- **Exercise data**:
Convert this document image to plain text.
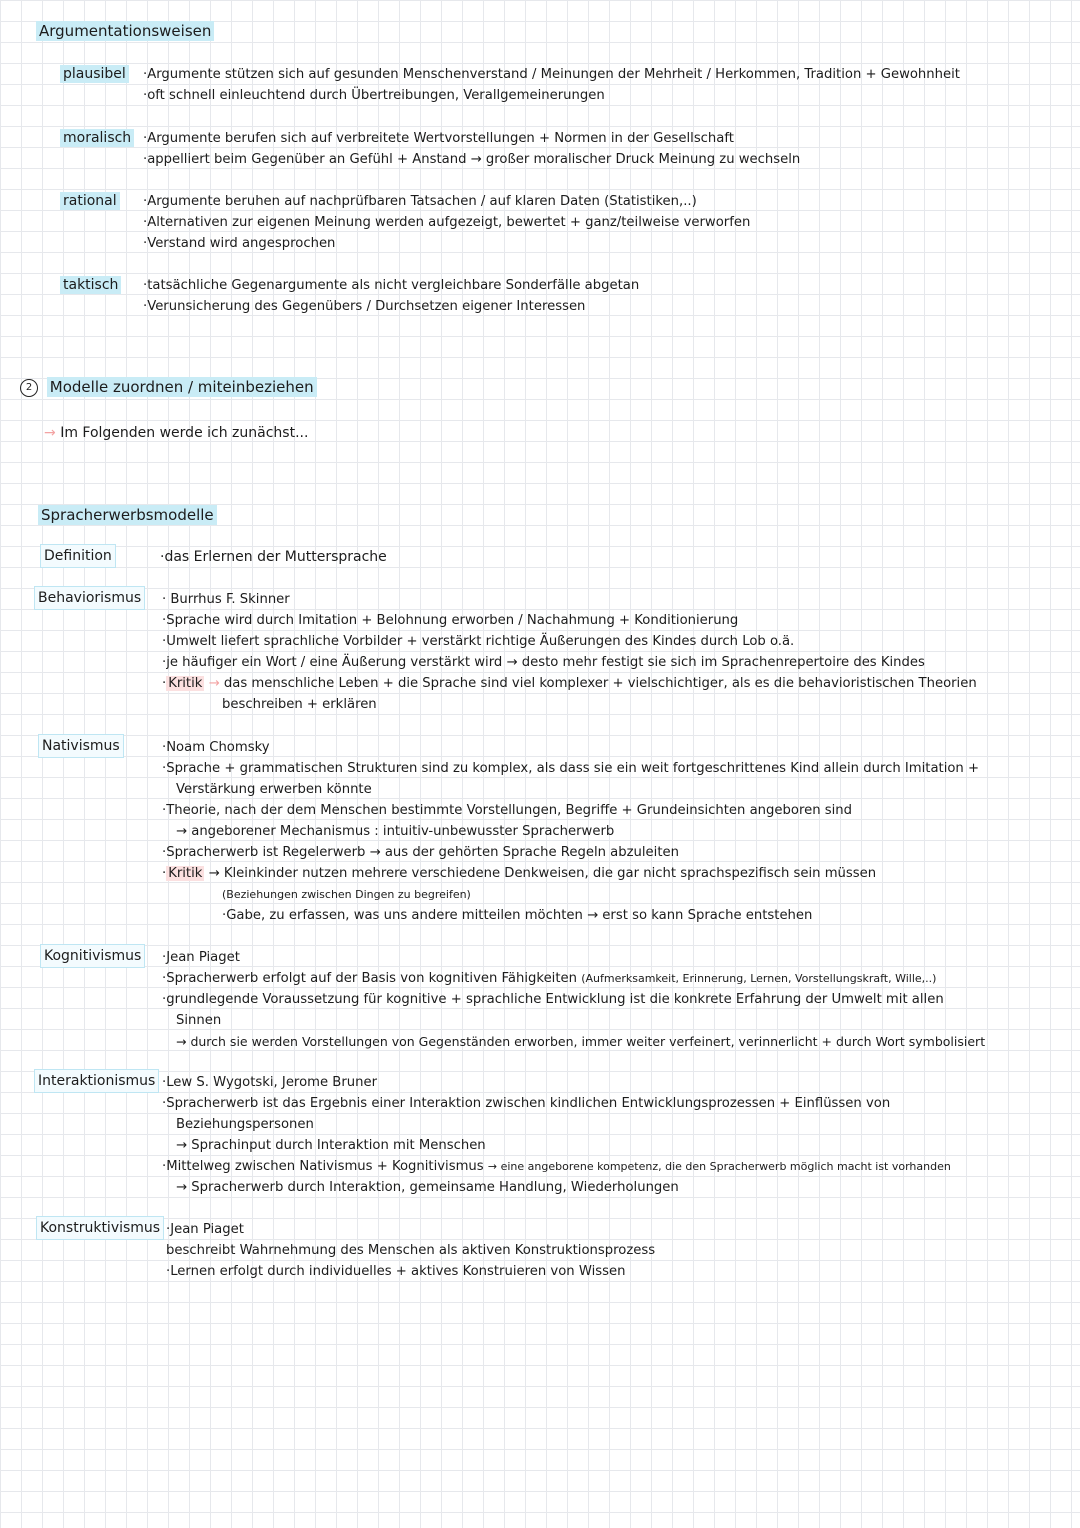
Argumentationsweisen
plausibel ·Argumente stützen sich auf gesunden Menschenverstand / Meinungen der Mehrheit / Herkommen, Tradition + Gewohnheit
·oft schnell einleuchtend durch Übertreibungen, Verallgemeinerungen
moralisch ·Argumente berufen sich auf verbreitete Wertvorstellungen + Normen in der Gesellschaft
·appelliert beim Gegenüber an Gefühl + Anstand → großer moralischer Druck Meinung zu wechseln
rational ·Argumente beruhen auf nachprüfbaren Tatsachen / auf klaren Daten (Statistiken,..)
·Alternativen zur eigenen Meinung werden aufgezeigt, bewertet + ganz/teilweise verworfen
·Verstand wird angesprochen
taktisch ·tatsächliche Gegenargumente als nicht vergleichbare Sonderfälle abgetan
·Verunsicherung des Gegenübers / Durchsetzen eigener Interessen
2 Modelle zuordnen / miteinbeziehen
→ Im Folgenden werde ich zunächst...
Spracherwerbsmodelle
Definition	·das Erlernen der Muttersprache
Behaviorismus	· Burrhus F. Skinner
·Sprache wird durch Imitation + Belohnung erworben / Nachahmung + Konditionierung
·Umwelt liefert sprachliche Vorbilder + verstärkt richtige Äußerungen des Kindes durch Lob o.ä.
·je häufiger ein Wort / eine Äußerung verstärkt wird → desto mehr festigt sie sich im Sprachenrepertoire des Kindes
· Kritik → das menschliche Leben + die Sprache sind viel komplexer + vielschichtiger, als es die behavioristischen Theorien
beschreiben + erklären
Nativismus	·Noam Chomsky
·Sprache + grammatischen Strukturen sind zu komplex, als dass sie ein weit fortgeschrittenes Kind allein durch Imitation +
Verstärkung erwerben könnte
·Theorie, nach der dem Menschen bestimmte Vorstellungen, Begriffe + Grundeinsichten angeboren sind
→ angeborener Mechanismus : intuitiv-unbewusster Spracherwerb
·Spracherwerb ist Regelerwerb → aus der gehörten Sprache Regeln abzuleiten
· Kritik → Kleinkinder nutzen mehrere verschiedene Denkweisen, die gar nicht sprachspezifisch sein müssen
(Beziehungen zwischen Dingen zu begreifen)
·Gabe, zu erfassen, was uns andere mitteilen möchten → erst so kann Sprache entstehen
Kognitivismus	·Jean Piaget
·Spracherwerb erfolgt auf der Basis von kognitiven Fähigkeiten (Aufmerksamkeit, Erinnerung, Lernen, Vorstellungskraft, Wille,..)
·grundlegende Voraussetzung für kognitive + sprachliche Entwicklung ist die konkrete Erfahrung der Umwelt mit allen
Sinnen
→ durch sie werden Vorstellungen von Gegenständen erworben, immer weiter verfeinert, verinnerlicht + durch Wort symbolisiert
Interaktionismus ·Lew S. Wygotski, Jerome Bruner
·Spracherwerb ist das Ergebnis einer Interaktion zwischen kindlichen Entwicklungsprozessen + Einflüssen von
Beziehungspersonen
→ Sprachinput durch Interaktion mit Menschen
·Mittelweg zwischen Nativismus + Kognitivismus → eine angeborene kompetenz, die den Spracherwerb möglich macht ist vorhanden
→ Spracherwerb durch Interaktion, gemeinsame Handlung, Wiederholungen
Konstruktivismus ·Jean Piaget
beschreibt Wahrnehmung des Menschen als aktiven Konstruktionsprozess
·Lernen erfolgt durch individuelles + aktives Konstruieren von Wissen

- **Goal**: Locate the lines above that hold the word "Kognitivismus". Show every one of them.

- **Result of this task**:
Kognitivismus	·Jean Piaget
·Mittelweg zwischen Nativismus + Kognitivismus → eine angeborene kompetenz, die den Spracherwerb möglich macht ist vorhanden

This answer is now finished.